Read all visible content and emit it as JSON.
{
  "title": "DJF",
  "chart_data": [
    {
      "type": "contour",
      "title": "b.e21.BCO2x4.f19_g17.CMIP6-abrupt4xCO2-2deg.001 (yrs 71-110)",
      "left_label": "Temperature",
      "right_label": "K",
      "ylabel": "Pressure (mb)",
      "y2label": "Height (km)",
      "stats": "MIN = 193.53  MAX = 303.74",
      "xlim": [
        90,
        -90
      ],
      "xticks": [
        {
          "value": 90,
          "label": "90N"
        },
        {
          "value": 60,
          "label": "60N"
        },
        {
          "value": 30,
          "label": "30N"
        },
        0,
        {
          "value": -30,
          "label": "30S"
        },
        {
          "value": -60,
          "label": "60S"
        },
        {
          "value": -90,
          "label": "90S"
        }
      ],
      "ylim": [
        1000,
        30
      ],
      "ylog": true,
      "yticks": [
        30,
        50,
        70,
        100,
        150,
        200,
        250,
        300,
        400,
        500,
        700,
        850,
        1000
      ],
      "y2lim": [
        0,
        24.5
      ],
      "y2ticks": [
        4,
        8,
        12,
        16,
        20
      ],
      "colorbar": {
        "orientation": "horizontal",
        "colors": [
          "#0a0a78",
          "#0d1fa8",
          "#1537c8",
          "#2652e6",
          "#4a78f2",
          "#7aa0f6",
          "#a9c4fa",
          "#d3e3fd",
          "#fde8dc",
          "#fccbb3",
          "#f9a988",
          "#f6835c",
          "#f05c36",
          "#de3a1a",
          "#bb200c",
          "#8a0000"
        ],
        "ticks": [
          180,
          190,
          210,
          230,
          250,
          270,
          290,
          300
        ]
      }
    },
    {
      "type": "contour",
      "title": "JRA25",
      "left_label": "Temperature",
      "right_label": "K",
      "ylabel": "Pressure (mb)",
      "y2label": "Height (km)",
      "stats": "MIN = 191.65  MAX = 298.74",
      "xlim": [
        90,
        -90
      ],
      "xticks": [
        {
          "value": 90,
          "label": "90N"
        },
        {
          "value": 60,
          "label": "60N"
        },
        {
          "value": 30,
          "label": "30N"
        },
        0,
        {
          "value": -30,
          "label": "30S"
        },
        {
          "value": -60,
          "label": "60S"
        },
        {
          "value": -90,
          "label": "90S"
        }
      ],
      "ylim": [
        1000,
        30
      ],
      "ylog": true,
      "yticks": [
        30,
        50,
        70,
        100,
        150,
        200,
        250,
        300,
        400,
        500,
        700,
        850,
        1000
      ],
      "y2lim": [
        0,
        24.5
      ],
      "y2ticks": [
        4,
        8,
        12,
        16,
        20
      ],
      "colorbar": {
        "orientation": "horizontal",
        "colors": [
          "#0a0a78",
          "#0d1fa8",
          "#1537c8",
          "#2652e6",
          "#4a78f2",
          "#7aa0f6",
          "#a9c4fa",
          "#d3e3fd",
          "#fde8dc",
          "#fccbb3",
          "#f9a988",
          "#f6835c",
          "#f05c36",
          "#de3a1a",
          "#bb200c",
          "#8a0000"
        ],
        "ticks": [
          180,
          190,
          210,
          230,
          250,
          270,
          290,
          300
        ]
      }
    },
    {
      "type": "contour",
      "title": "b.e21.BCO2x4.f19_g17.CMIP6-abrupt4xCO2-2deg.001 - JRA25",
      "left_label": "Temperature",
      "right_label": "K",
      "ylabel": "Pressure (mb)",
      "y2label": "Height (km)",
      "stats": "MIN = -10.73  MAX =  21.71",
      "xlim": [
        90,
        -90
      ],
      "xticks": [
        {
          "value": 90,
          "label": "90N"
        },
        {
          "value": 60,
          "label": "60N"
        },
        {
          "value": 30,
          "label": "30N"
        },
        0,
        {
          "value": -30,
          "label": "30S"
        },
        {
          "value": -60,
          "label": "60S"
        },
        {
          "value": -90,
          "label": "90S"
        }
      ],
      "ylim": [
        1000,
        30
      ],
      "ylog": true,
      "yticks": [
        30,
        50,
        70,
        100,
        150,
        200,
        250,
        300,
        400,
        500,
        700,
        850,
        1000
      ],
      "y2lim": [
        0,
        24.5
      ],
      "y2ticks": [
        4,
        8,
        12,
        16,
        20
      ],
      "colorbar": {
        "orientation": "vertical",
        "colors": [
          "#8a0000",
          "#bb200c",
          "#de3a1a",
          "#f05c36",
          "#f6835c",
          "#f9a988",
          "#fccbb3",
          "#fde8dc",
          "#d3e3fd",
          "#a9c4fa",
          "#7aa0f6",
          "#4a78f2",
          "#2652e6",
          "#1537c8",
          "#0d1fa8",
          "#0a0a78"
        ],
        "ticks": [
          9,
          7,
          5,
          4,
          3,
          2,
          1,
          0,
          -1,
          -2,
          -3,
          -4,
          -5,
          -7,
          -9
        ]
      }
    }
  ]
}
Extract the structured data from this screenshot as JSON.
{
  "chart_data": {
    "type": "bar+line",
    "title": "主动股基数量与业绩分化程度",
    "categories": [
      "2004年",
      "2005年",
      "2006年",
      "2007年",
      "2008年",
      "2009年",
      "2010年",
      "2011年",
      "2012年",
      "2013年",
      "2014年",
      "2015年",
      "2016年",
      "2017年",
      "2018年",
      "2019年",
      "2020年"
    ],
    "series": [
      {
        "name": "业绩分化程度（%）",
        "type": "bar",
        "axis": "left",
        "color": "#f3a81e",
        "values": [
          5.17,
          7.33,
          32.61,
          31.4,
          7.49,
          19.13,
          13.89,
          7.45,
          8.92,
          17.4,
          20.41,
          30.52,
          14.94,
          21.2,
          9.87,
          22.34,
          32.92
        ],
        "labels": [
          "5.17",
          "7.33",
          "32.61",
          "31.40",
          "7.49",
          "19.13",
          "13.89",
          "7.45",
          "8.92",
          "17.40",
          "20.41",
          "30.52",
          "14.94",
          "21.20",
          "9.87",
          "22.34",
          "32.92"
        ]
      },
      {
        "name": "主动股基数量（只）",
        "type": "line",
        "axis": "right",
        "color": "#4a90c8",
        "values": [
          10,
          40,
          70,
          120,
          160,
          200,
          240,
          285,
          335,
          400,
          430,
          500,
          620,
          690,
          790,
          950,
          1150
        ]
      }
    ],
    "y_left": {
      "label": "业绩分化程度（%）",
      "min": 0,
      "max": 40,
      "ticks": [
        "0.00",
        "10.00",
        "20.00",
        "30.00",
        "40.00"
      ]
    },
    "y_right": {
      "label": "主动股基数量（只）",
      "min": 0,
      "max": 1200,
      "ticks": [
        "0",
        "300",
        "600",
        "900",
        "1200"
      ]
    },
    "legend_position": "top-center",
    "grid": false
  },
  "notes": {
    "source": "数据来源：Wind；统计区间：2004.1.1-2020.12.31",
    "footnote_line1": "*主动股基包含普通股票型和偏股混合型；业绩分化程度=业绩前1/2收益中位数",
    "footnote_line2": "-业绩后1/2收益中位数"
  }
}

++++++++

[DIRECTIONS]: Reproduce all of the entries word for word.

[WORKED SOLUTION]:
Read all visible content and emit it as JSON.
{
  "title": "DJF",
  "chart_data": [
    {
      "type": "contour",
      "title": "b.e21.BCO2x4.f19_g17.CMIP6-abrupt4xCO2-2deg.001 (yrs 71-110)",
      "left_label": "Temperature",
      "right_label": "K",
      "ylabel": "Pressure (mb)",
      "y2label": "Height (km)",
      "stats": "MIN = 193.53  MAX = 303.74",
      "xlim": [
        90,
        -90
      ],
      "xticks": [
        {
          "value": 90,
          "label": "90N"
        },
        {
          "value": 60,
          "label": "60N"
        },
        {
          "value": 30,
          "label": "30N"
        },
        0,
        {
          "value": -30,
          "label": "30S"
        },
        {
          "value": -60,
          "label": "60S"
        },
        {
          "value": -90,
          "label": "90S"
        }
      ],
      "ylim": [
        1000,
        30
      ],
      "ylog": true,
      "yticks": [
        30,
        50,
        70,
        100,
        150,
        200,
        250,
        300,
        400,
        500,
        700,
        850,
        1000
      ],
      "y2lim": [
        0,
        24.5
      ],
      "y2ticks": [
        4,
        8,
        12,
        16,
        20
      ],
      "colorbar": {
        "orientation": "horizontal",
        "colors": [
          "#0a0a78",
          "#0d1fa8",
          "#1537c8",
          "#2652e6",
          "#4a78f2",
          "#7aa0f6",
          "#a9c4fa",
          "#d3e3fd",
          "#fde8dc",
          "#fccbb3",
          "#f9a988",
          "#f6835c",
          "#f05c36",
          "#de3a1a",
          "#bb200c",
          "#8a0000"
        ],
        "ticks": [
          180,
          190,
          210,
          230,
          250,
          270,
          290,
          300
        ]
      }
    },
    {
      "type": "contour",
      "title": "JRA25",
      "left_label": "Temperature",
      "right_label": "K",
      "ylabel": "Pressure (mb)",
      "y2label": "Height (km)",
      "stats": "MIN = 191.65  MAX = 298.74",
      "xlim": [
        90,
        -90
      ],
      "xticks": [
        {
          "value": 90,
          "label": "90N"
        },
        {
          "value": 60,
          "label": "60N"
        },
        {
          "value": 30,
          "label": "30N"
        },
        0,
        {
          "value": -30,
          "label": "30S"
        },
        {
          "value": -60,
          "label": "60S"
        },
        {
          "value": -90,
          "label": "90S"
        }
      ],
      "ylim": [
        1000,
        30
      ],
      "ylog": true,
      "yticks": [
        30,
        50,
        70,
        100,
        150,
        200,
        250,
        300,
        400,
        500,
        700,
        850,
        1000
      ],
      "y2lim": [
        0,
        24.5
      ],
      "y2ticks": [
        4,
        8,
        12,
        16,
        20
      ],
      "colorbar": {
        "orientation": "horizontal",
        "colors": [
          "#0a0a78",
          "#0d1fa8",
          "#1537c8",
          "#2652e6",
          "#4a78f2",
          "#7aa0f6",
          "#a9c4fa",
          "#d3e3fd",
          "#fde8dc",
          "#fccbb3",
          "#f9a988",
          "#f6835c",
          "#f05c36",
          "#de3a1a",
          "#bb200c",
          "#8a0000"
        ],
        "ticks": [
          180,
          190,
          210,
          230,
          250,
          270,
          290,
          300
        ]
      }
    },
    {
      "type": "contour",
      "title": "b.e21.BCO2x4.f19_g17.CMIP6-abrupt4xCO2-2deg.001 - JRA25",
      "left_label": "Temperature",
      "right_label": "K",
      "ylabel": "Pressure (mb)",
      "y2label": "Height (km)",
      "stats": "MIN = -10.73  MAX =  21.71",
      "xlim": [
        90,
        -90
      ],
      "xticks": [
        {
          "value": 90,
          "label": "90N"
        },
        {
          "value": 60,
          "label": "60N"
        },
        {
          "value": 30,
          "label": "30N"
        },
        0,
        {
          "value": -30,
          "label": "30S"
        },
        {
          "value": -60,
          "label": "60S"
        },
        {
          "value": -90,
          "label": "90S"
        }
      ],
      "ylim": [
        1000,
        30
      ],
      "ylog": true,
      "yticks": [
        30,
        50,
        70,
        100,
        150,
        200,
        250,
        300,
        400,
        500,
        700,
        850,
        1000
      ],
      "y2lim": [
        0,
        24.5
      ],
      "y2ticks": [
        4,
        8,
        12,
        16,
        20
      ],
      "colorbar": {
        "orientation": "vertical",
        "colors": [
          "#8a0000",
          "#bb200c",
          "#de3a1a",
          "#f05c36",
          "#f6835c",
          "#f9a988",
          "#fccbb3",
          "#fde8dc",
          "#d3e3fd",
          "#a9c4fa",
          "#7aa0f6",
          "#4a78f2",
          "#2652e6",
          "#1537c8",
          "#0d1fa8",
          "#0a0a78"
        ],
        "ticks": [
          9,
          7,
          5,
          4,
          3,
          2,
          1,
          0,
          -1,
          -2,
          -3,
          -4,
          -5,
          -7,
          -9
        ]
      }
    }
  ]
}
Extract the structured data from this screenshot as JSON.
{
  "chart_data": {
    "type": "bar+line",
    "title": "主动股基数量与业绩分化程度",
    "categories": [
      "2004年",
      "2005年",
      "2006年",
      "2007年",
      "2008年",
      "2009年",
      "2010年",
      "2011年",
      "2012年",
      "2013年",
      "2014年",
      "2015年",
      "2016年",
      "2017年",
      "2018年",
      "2019年",
      "2020年"
    ],
    "series": [
      {
        "name": "业绩分化程度（%）",
        "type": "bar",
        "axis": "left",
        "color": "#f3a81e",
        "values": [
          5.17,
          7.33,
          32.61,
          31.4,
          7.49,
          19.13,
          13.89,
          7.45,
          8.92,
          17.4,
          20.41,
          30.52,
          14.94,
          21.2,
          9.87,
          22.34,
          32.92
        ],
        "labels": [
          "5.17",
          "7.33",
          "32.61",
          "31.40",
          "7.49",
          "19.13",
          "13.89",
          "7.45",
          "8.92",
          "17.40",
          "20.41",
          "30.52",
          "14.94",
          "21.20",
          "9.87",
          "22.34",
          "32.92"
        ]
      },
      {
        "name": "主动股基数量（只）",
        "type": "line",
        "axis": "right",
        "color": "#4a90c8",
        "values": [
          10,
          40,
          70,
          120,
          160,
          200,
          240,
          285,
          335,
          400,
          430,
          500,
          620,
          690,
          790,
          950,
          1150
        ]
      }
    ],
    "y_left": {
      "label": "业绩分化程度（%）",
      "min": 0,
      "max": 40,
      "ticks": [
        "0.00",
        "10.00",
        "20.00",
        "30.00",
        "40.00"
      ]
    },
    "y_right": {
      "label": "主动股基数量（只）",
      "min": 0,
      "max": 1200,
      "ticks": [
        "0",
        "300",
        "600",
        "900",
        "1200"
      ]
    },
    "legend_position": "top-center",
    "grid": false
  },
  "notes": {
    "source": "数据来源：Wind；统计区间：2004.1.1-2020.12.31",
    "footnote_line1": "*主动股基包含普通股票型和偏股混合型；业绩分化程度=业绩前1/2收益中位数",
    "footnote_line2": "-业绩后1/2收益中位数"
  }
}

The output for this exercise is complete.